— start Data in this exercise —

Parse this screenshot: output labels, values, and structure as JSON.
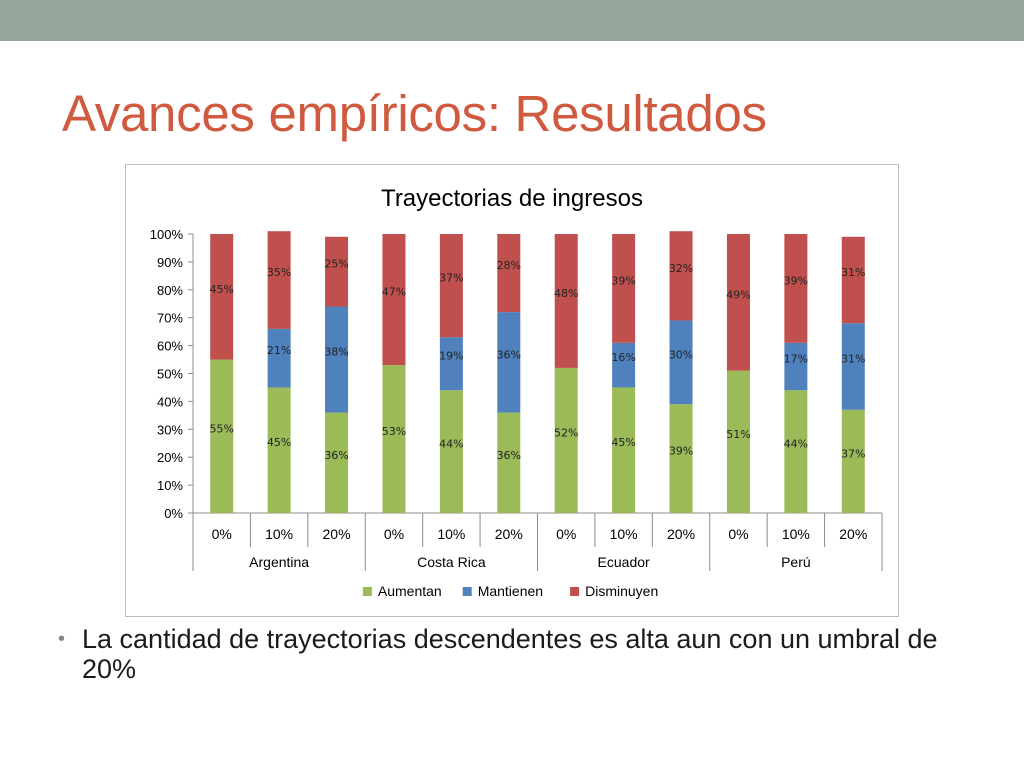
{
  "slide": {
    "title": "Avances empíricos: Resultados",
    "bullets": [
      "La cantidad de trayectorias descendentes es alta aun con un umbral de 20%"
    ]
  },
  "colors": {
    "top_bar": "#94a59a",
    "title": "#d05a3f",
    "aumentan": "#9bbb59",
    "mantienen": "#4f81bd",
    "disminuyen": "#c0504d"
  },
  "chart_data": {
    "type": "bar",
    "stacked": true,
    "title": "Trayectorias de ingresos",
    "categories": [
      "0%",
      "10%",
      "20%",
      "0%",
      "10%",
      "20%",
      "0%",
      "10%",
      "20%",
      "0%",
      "10%",
      "20%"
    ],
    "groups": [
      {
        "label": "Argentina",
        "count": 3
      },
      {
        "label": "Costa Rica",
        "count": 3
      },
      {
        "label": "Ecuador",
        "count": 3
      },
      {
        "label": "Perú",
        "count": 3
      }
    ],
    "series": [
      {
        "name": "Aumentan",
        "color": "#9bbb59",
        "values": [
          55,
          45,
          36,
          53,
          44,
          36,
          52,
          45,
          39,
          51,
          44,
          37
        ]
      },
      {
        "name": "Mantienen",
        "color": "#4f81bd",
        "values": [
          0,
          21,
          38,
          0,
          19,
          36,
          0,
          16,
          30,
          0,
          17,
          31
        ]
      },
      {
        "name": "Disminuyen",
        "color": "#c0504d",
        "values": [
          45,
          35,
          25,
          47,
          37,
          28,
          48,
          39,
          32,
          49,
          39,
          31
        ]
      }
    ],
    "ylim": [
      0,
      100
    ],
    "yticks": [
      "0%",
      "10%",
      "20%",
      "30%",
      "40%",
      "50%",
      "60%",
      "70%",
      "80%",
      "90%",
      "100%"
    ],
    "legend_position": "bottom",
    "grid": false
  }
}
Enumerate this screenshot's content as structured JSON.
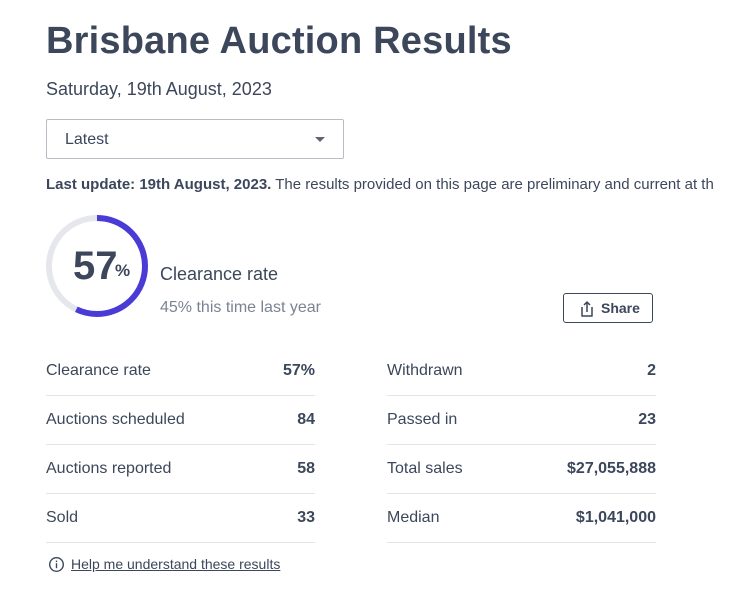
{
  "page": {
    "title": "Brisbane Auction Results",
    "date": "Saturday, 19th August, 2023"
  },
  "filter": {
    "selected": "Latest"
  },
  "update": {
    "label": "Last update: 19th August, 2023.",
    "text": " The results provided on this page are preliminary and current at th"
  },
  "clearance": {
    "rate_number": "57",
    "rate_symbol": "%",
    "rate_fraction": 0.57,
    "label": "Clearance rate",
    "last_year": "45% this time last year",
    "accent_color": "#4a3bd6",
    "track_color": "#e5e7ec"
  },
  "share": {
    "label": "Share",
    "icon": "share-icon"
  },
  "stats": {
    "left": [
      {
        "label": "Clearance rate",
        "value": "57%"
      },
      {
        "label": "Auctions scheduled",
        "value": "84"
      },
      {
        "label": "Auctions reported",
        "value": "58"
      },
      {
        "label": "Sold",
        "value": "33"
      }
    ],
    "right": [
      {
        "label": "Withdrawn",
        "value": "2"
      },
      {
        "label": "Passed in",
        "value": "23"
      },
      {
        "label": "Total sales",
        "value": "$27,055,888"
      },
      {
        "label": "Median",
        "value": "$1,041,000"
      }
    ]
  },
  "help": {
    "label": "Help me understand these results",
    "icon": "info-icon"
  }
}
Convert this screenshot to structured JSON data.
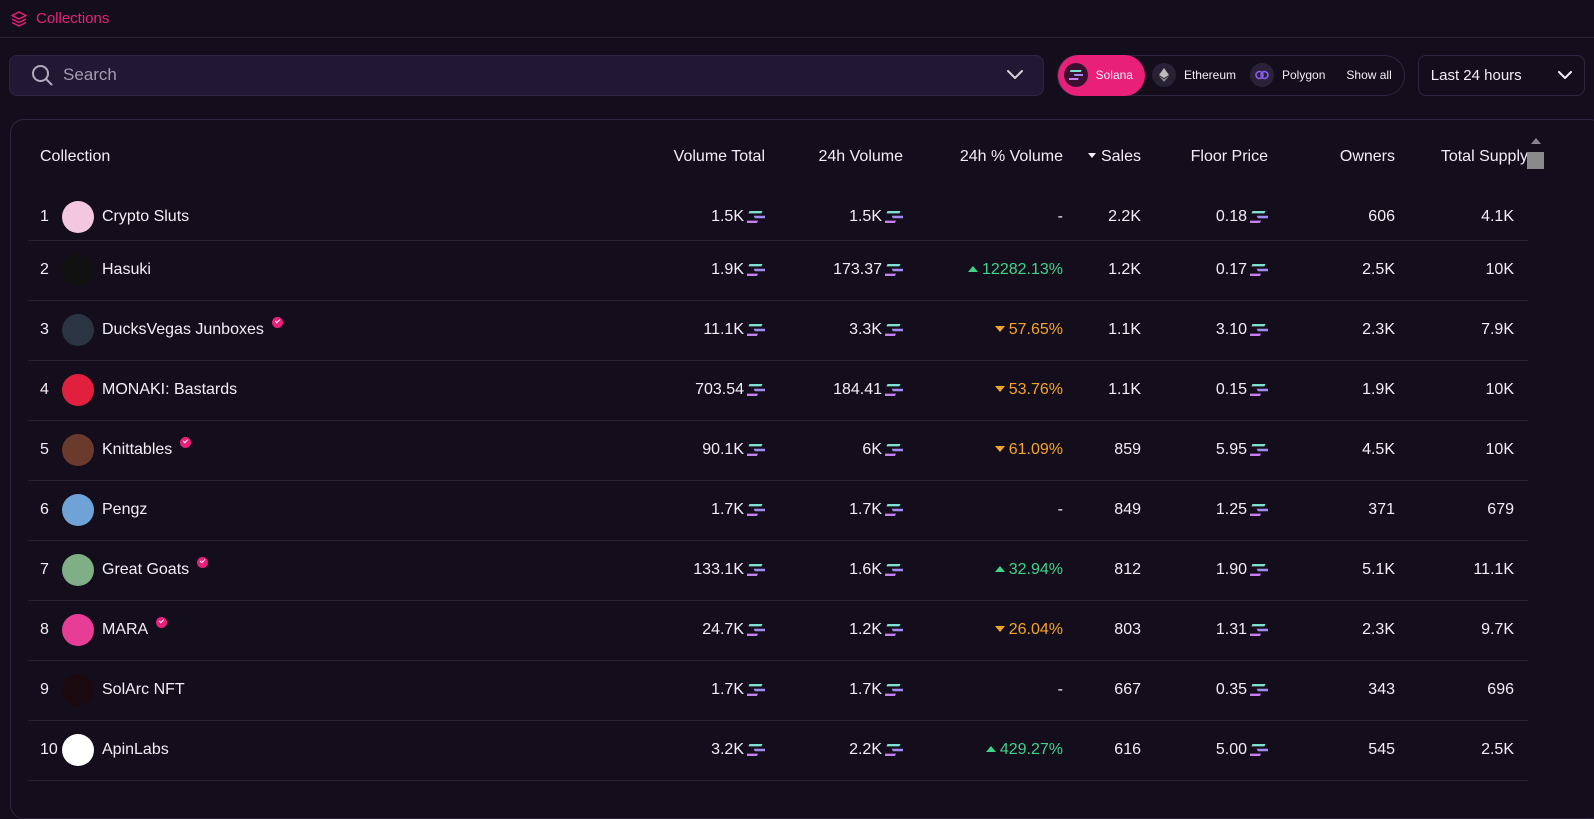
{
  "header": {
    "title": "Collections"
  },
  "search": {
    "placeholder": "Search"
  },
  "chains": [
    {
      "label": "Solana"
    },
    {
      "label": "Ethereum"
    },
    {
      "label": "Polygon"
    }
  ],
  "chains_show_all": "Show all",
  "time_range": "Last 24 hours",
  "colors": {
    "accent": "#e8207a",
    "up": "#3fd48a",
    "down": "#f5a42a"
  },
  "table": {
    "headers": {
      "collection": "Collection",
      "volume_total": "Volume Total",
      "volume_24h": "24h Volume",
      "volume_pct": "24h % Volume",
      "sales": "Sales",
      "floor": "Floor Price",
      "owners": "Owners",
      "supply": "Total Supply"
    },
    "rows": [
      {
        "rank": "1",
        "name": "Crypto Sluts",
        "verified": false,
        "volume_total": "1.5K",
        "volume_24h": "1.5K",
        "pct": "-",
        "trend": "none",
        "sales": "2.2K",
        "floor": "0.18",
        "owners": "606",
        "supply": "4.1K",
        "avatar_color": "#f3c7e0"
      },
      {
        "rank": "2",
        "name": "Hasuki",
        "verified": false,
        "volume_total": "1.9K",
        "volume_24h": "173.37",
        "pct": "12282.13%",
        "trend": "up",
        "sales": "1.2K",
        "floor": "0.17",
        "owners": "2.5K",
        "supply": "10K",
        "avatar_color": "#111111"
      },
      {
        "rank": "3",
        "name": "DucksVegas Junboxes",
        "verified": true,
        "volume_total": "11.1K",
        "volume_24h": "3.3K",
        "pct": "57.65%",
        "trend": "down",
        "sales": "1.1K",
        "floor": "3.10",
        "owners": "2.3K",
        "supply": "7.9K",
        "avatar_color": "#2a3442"
      },
      {
        "rank": "4",
        "name": "MONAKI: Bastards",
        "verified": false,
        "volume_total": "703.54",
        "volume_24h": "184.41",
        "pct": "53.76%",
        "trend": "down",
        "sales": "1.1K",
        "floor": "0.15",
        "owners": "1.9K",
        "supply": "10K",
        "avatar_color": "#e0203c"
      },
      {
        "rank": "5",
        "name": "Knittables",
        "verified": true,
        "volume_total": "90.1K",
        "volume_24h": "6K",
        "pct": "61.09%",
        "trend": "down",
        "sales": "859",
        "floor": "5.95",
        "owners": "4.5K",
        "supply": "10K",
        "avatar_color": "#6a3b2c"
      },
      {
        "rank": "6",
        "name": "Pengz",
        "verified": false,
        "volume_total": "1.7K",
        "volume_24h": "1.7K",
        "pct": "-",
        "trend": "none",
        "sales": "849",
        "floor": "1.25",
        "owners": "371",
        "supply": "679",
        "avatar_color": "#6fa3d8"
      },
      {
        "rank": "7",
        "name": "Great Goats",
        "verified": true,
        "volume_total": "133.1K",
        "volume_24h": "1.6K",
        "pct": "32.94%",
        "trend": "up",
        "sales": "812",
        "floor": "1.90",
        "owners": "5.1K",
        "supply": "11.1K",
        "avatar_color": "#7fae87"
      },
      {
        "rank": "8",
        "name": "MARA",
        "verified": true,
        "volume_total": "24.7K",
        "volume_24h": "1.2K",
        "pct": "26.04%",
        "trend": "down",
        "sales": "803",
        "floor": "1.31",
        "owners": "2.3K",
        "supply": "9.7K",
        "avatar_color": "#e83d96"
      },
      {
        "rank": "9",
        "name": "SolArc NFT",
        "verified": false,
        "volume_total": "1.7K",
        "volume_24h": "1.7K",
        "pct": "-",
        "trend": "none",
        "sales": "667",
        "floor": "0.35",
        "owners": "343",
        "supply": "696",
        "avatar_color": "#1a0a10"
      },
      {
        "rank": "10",
        "name": "ApinLabs",
        "verified": false,
        "volume_total": "3.2K",
        "volume_24h": "2.2K",
        "pct": "429.27%",
        "trend": "up",
        "sales": "616",
        "floor": "5.00",
        "owners": "545",
        "supply": "2.5K",
        "avatar_color": "#ffffff"
      }
    ]
  }
}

— end Data in this exercise —

■ Set problem
Set down all the entries exactly as they appear, but skip any pictures.

■ Answer for the task
Parse this screenshot: output labels, values, and structure as JSON.
{
  "slide": {
    "title": "Avances empíricos: Resultados",
    "bullets": [
      "La cantidad de trayectorias descendentes es alta aun con un umbral de 20%"
    ]
  },
  "colors": {
    "top_bar": "#94a59a",
    "title": "#d05a3f",
    "aumentan": "#9bbb59",
    "mantienen": "#4f81bd",
    "disminuyen": "#c0504d"
  },
  "chart_data": {
    "type": "bar",
    "stacked": true,
    "title": "Trayectorias de ingresos",
    "categories": [
      "0%",
      "10%",
      "20%",
      "0%",
      "10%",
      "20%",
      "0%",
      "10%",
      "20%",
      "0%",
      "10%",
      "20%"
    ],
    "groups": [
      {
        "label": "Argentina",
        "count": 3
      },
      {
        "label": "Costa Rica",
        "count": 3
      },
      {
        "label": "Ecuador",
        "count": 3
      },
      {
        "label": "Perú",
        "count": 3
      }
    ],
    "series": [
      {
        "name": "Aumentan",
        "color": "#9bbb59",
        "values": [
          55,
          45,
          36,
          53,
          44,
          36,
          52,
          45,
          39,
          51,
          44,
          37
        ]
      },
      {
        "name": "Mantienen",
        "color": "#4f81bd",
        "values": [
          0,
          21,
          38,
          0,
          19,
          36,
          0,
          16,
          30,
          0,
          17,
          31
        ]
      },
      {
        "name": "Disminuyen",
        "color": "#c0504d",
        "values": [
          45,
          35,
          25,
          47,
          37,
          28,
          48,
          39,
          32,
          49,
          39,
          31
        ]
      }
    ],
    "ylim": [
      0,
      100
    ],
    "yticks": [
      "0%",
      "10%",
      "20%",
      "30%",
      "40%",
      "50%",
      "60%",
      "70%",
      "80%",
      "90%",
      "100%"
    ],
    "legend_position": "bottom",
    "grid": false
  }
}
Enumerate this screenshot's content as structured JSON.
{
  "page": {
    "title": "Brisbane Auction Results",
    "date": "Saturday, 19th August, 2023"
  },
  "filter": {
    "selected": "Latest"
  },
  "update": {
    "label": "Last update: 19th August, 2023.",
    "text": " The results provided on this page are preliminary and current at th"
  },
  "clearance": {
    "rate_number": "57",
    "rate_symbol": "%",
    "rate_fraction": 0.57,
    "label": "Clearance rate",
    "last_year": "45% this time last year",
    "accent_color": "#4a3bd6",
    "track_color": "#e5e7ec"
  },
  "share": {
    "label": "Share",
    "icon": "share-icon"
  },
  "stats": {
    "left": [
      {
        "label": "Clearance rate",
        "value": "57%"
      },
      {
        "label": "Auctions scheduled",
        "value": "84"
      },
      {
        "label": "Auctions reported",
        "value": "58"
      },
      {
        "label": "Sold",
        "value": "33"
      }
    ],
    "right": [
      {
        "label": "Withdrawn",
        "value": "2"
      },
      {
        "label": "Passed in",
        "value": "23"
      },
      {
        "label": "Total sales",
        "value": "$27,055,888"
      },
      {
        "label": "Median",
        "value": "$1,041,000"
      }
    ]
  },
  "help": {
    "label": "Help me understand these results",
    "icon": "info-icon"
  }
}
Convert this screenshot to structured JSON data.
{
  "header": {
    "title": "Collections"
  },
  "search": {
    "placeholder": "Search"
  },
  "chains": [
    {
      "label": "Solana"
    },
    {
      "label": "Ethereum"
    },
    {
      "label": "Polygon"
    }
  ],
  "chains_show_all": "Show all",
  "time_range": "Last 24 hours",
  "colors": {
    "accent": "#e8207a",
    "up": "#3fd48a",
    "down": "#f5a42a"
  },
  "table": {
    "headers": {
      "collection": "Collection",
      "volume_total": "Volume Total",
      "volume_24h": "24h Volume",
      "volume_pct": "24h % Volume",
      "sales": "Sales",
      "floor": "Floor Price",
      "owners": "Owners",
      "supply": "Total Supply"
    },
    "rows": [
      {
        "rank": "1",
        "name": "Crypto Sluts",
        "verified": false,
        "volume_total": "1.5K",
        "volume_24h": "1.5K",
        "pct": "-",
        "trend": "none",
        "sales": "2.2K",
        "floor": "0.18",
        "owners": "606",
        "supply": "4.1K",
        "avatar_color": "#f3c7e0"
      },
      {
        "rank": "2",
        "name": "Hasuki",
        "verified": false,
        "volume_total": "1.9K",
        "volume_24h": "173.37",
        "pct": "12282.13%",
        "trend": "up",
        "sales": "1.2K",
        "floor": "0.17",
        "owners": "2.5K",
        "supply": "10K",
        "avatar_color": "#111111"
      },
      {
        "rank": "3",
        "name": "DucksVegas Junboxes",
        "verified": true,
        "volume_total": "11.1K",
        "volume_24h": "3.3K",
        "pct": "57.65%",
        "trend": "down",
        "sales": "1.1K",
        "floor": "3.10",
        "owners": "2.3K",
        "supply": "7.9K",
        "avatar_color": "#2a3442"
      },
      {
        "rank": "4",
        "name": "MONAKI: Bastards",
        "verified": false,
        "volume_total": "703.54",
        "volume_24h": "184.41",
        "pct": "53.76%",
        "trend": "down",
        "sales": "1.1K",
        "floor": "0.15",
        "owners": "1.9K",
        "supply": "10K",
        "avatar_color": "#e0203c"
      },
      {
        "rank": "5",
        "name": "Knittables",
        "verified": true,
        "volume_total": "90.1K",
        "volume_24h": "6K",
        "pct": "61.09%",
        "trend": "down",
        "sales": "859",
        "floor": "5.95",
        "owners": "4.5K",
        "supply": "10K",
        "avatar_color": "#6a3b2c"
      },
      {
        "rank": "6",
        "name": "Pengz",
        "verified": false,
        "volume_total": "1.7K",
        "volume_24h": "1.7K",
        "pct": "-",
        "trend": "none",
        "sales": "849",
        "floor": "1.25",
        "owners": "371",
        "supply": "679",
        "avatar_color": "#6fa3d8"
      },
      {
        "rank": "7",
        "name": "Great Goats",
        "verified": true,
        "volume_total": "133.1K",
        "volume_24h": "1.6K",
        "pct": "32.94%",
        "trend": "up",
        "sales": "812",
        "floor": "1.90",
        "owners": "5.1K",
        "supply": "11.1K",
        "avatar_color": "#7fae87"
      },
      {
        "rank": "8",
        "name": "MARA",
        "verified": true,
        "volume_total": "24.7K",
        "volume_24h": "1.2K",
        "pct": "26.04%",
        "trend": "down",
        "sales": "803",
        "floor": "1.31",
        "owners": "2.3K",
        "supply": "9.7K",
        "avatar_color": "#e83d96"
      },
      {
        "rank": "9",
        "name": "SolArc NFT",
        "verified": false,
        "volume_total": "1.7K",
        "volume_24h": "1.7K",
        "pct": "-",
        "trend": "none",
        "sales": "667",
        "floor": "0.35",
        "owners": "343",
        "supply": "696",
        "avatar_color": "#1a0a10"
      },
      {
        "rank": "10",
        "name": "ApinLabs",
        "verified": false,
        "volume_total": "3.2K",
        "volume_24h": "2.2K",
        "pct": "429.27%",
        "trend": "up",
        "sales": "616",
        "floor": "5.00",
        "owners": "545",
        "supply": "2.5K",
        "avatar_color": "#ffffff"
      }
    ]
  }
}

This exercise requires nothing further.